*** Listed records

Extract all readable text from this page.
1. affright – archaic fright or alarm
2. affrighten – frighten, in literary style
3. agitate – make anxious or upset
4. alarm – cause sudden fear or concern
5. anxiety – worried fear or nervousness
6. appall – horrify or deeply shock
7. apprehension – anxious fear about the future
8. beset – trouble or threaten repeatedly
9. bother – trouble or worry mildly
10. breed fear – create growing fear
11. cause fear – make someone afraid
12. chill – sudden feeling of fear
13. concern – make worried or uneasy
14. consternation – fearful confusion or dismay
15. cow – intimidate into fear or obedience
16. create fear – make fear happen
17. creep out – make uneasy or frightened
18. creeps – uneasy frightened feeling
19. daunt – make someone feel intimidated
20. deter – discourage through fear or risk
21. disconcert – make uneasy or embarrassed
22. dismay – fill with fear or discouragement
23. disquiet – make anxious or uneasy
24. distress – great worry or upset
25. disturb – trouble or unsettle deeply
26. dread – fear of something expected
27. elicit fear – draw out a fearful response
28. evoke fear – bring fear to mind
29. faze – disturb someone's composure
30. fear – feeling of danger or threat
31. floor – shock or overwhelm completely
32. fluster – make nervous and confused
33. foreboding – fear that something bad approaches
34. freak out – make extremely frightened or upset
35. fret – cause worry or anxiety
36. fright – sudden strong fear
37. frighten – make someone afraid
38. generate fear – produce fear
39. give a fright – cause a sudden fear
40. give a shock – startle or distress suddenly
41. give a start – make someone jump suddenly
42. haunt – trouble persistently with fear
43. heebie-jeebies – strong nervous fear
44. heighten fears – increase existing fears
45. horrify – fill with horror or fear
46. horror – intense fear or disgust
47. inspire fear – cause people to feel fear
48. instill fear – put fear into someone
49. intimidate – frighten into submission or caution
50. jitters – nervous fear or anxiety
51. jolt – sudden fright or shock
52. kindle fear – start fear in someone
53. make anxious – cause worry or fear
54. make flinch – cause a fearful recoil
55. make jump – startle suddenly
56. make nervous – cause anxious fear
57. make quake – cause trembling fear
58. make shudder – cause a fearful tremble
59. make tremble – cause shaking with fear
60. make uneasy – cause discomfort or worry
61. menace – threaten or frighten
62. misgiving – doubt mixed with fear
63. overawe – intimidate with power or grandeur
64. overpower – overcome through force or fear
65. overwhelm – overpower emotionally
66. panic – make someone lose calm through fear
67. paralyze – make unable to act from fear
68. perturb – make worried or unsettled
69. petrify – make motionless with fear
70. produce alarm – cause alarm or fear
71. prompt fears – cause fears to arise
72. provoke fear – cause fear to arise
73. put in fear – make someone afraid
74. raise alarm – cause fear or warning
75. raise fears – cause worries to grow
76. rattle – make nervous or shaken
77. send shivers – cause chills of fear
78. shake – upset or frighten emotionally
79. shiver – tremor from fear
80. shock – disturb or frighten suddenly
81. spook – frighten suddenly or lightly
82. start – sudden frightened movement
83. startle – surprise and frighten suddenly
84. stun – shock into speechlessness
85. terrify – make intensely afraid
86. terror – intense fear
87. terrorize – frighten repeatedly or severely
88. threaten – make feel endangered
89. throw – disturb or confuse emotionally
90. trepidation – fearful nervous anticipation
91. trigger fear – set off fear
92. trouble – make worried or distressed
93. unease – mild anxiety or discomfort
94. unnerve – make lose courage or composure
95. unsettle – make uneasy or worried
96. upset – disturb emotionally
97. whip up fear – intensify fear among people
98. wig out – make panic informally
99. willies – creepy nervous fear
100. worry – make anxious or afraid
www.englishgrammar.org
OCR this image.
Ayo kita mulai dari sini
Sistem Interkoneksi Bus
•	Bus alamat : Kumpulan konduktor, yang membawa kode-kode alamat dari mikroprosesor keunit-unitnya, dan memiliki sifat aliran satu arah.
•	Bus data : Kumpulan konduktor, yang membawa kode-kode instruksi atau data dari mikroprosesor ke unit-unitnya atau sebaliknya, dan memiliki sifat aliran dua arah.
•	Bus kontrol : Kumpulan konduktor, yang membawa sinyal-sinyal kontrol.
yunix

******

Quote every record above exactly.

Extract all readable text from this page.
1. affright – archaic fright or alarm
2. affrighten – frighten, in literary style
3. agitate – make anxious or upset
4. alarm – cause sudden fear or concern
5. anxiety – worried fear or nervousness
6. appall – horrify or deeply shock
7. apprehension – anxious fear about the future
8. beset – trouble or threaten repeatedly
9. bother – trouble or worry mildly
10. breed fear – create growing fear
11. cause fear – make someone afraid
12. chill – sudden feeling of fear
13. concern – make worried or uneasy
14. consternation – fearful confusion or dismay
15. cow – intimidate into fear or obedience
16. create fear – make fear happen
17. creep out – make uneasy or frightened
18. creeps – uneasy frightened feeling
19. daunt – make someone feel intimidated
20. deter – discourage through fear or risk
21. disconcert – make uneasy or embarrassed
22. dismay – fill with fear or discouragement
23. disquiet – make anxious or uneasy
24. distress – great worry or upset
25. disturb – trouble or unsettle deeply
26. dread – fear of something expected
27. elicit fear – draw out a fearful response
28. evoke fear – bring fear to mind
29. faze – disturb someone's composure
30. fear – feeling of danger or threat
31. floor – shock or overwhelm completely
32. fluster – make nervous and confused
33. foreboding – fear that something bad approaches
34. freak out – make extremely frightened or upset
35. fret – cause worry or anxiety
36. fright – sudden strong fear
37. frighten – make someone afraid
38. generate fear – produce fear
39. give a fright – cause a sudden fear
40. give a shock – startle or distress suddenly
41. give a start – make someone jump suddenly
42. haunt – trouble persistently with fear
43. heebie-jeebies – strong nervous fear
44. heighten fears – increase existing fears
45. horrify – fill with horror or fear
46. horror – intense fear or disgust
47. inspire fear – cause people to feel fear
48. instill fear – put fear into someone
49. intimidate – frighten into submission or caution
50. jitters – nervous fear or anxiety
51. jolt – sudden fright or shock
52. kindle fear – start fear in someone
53. make anxious – cause worry or fear
54. make flinch – cause a fearful recoil
55. make jump – startle suddenly
56. make nervous – cause anxious fear
57. make quake – cause trembling fear
58. make shudder – cause a fearful tremble
59. make tremble – cause shaking with fear
60. make uneasy – cause discomfort or worry
61. menace – threaten or frighten
62. misgiving – doubt mixed with fear
63. overawe – intimidate with power or grandeur
64. overpower – overcome through force or fear
65. overwhelm – overpower emotionally
66. panic – make someone lose calm through fear
67. paralyze – make unable to act from fear
68. perturb – make worried or unsettled
69. petrify – make motionless with fear
70. produce alarm – cause alarm or fear
71. prompt fears – cause fears to arise
72. provoke fear – cause fear to arise
73. put in fear – make someone afraid
74. raise alarm – cause fear or warning
75. raise fears – cause worries to grow
76. rattle – make nervous or shaken
77. send shivers – cause chills of fear
78. shake – upset or frighten emotionally
79. shiver – tremor from fear
80. shock – disturb or frighten suddenly
81. spook – frighten suddenly or lightly
82. start – sudden frightened movement
83. startle – surprise and frighten suddenly
84. stun – shock into speechlessness
85. terrify – make intensely afraid
86. terror – intense fear
87. terrorize – frighten repeatedly or severely
88. threaten – make feel endangered
89. throw – disturb or confuse emotionally
90. trepidation – fearful nervous anticipation
91. trigger fear – set off fear
92. trouble – make worried or distressed
93. unease – mild anxiety or discomfort
94. unnerve – make lose courage or composure
95. unsettle – make uneasy or worried
96. upset – disturb emotionally
97. whip up fear – intensify fear among people
98. wig out – make panic informally
99. willies – creepy nervous fear
100. worry – make anxious or afraid
www.englishgrammar.org
OCR this image.
Ayo kita mulai dari sini
Sistem Interkoneksi Bus
•	Bus alamat : Kumpulan konduktor, yang membawa kode-kode alamat dari mikroprosesor keunit-unitnya, dan memiliki sifat aliran satu arah.
•	Bus data : Kumpulan konduktor, yang membawa kode-kode instruksi atau data dari mikroprosesor ke unit-unitnya atau sebaliknya, dan memiliki sifat aliran dua arah.
•	Bus kontrol : Kumpulan konduktor, yang membawa sinyal-sinyal kontrol.
yunix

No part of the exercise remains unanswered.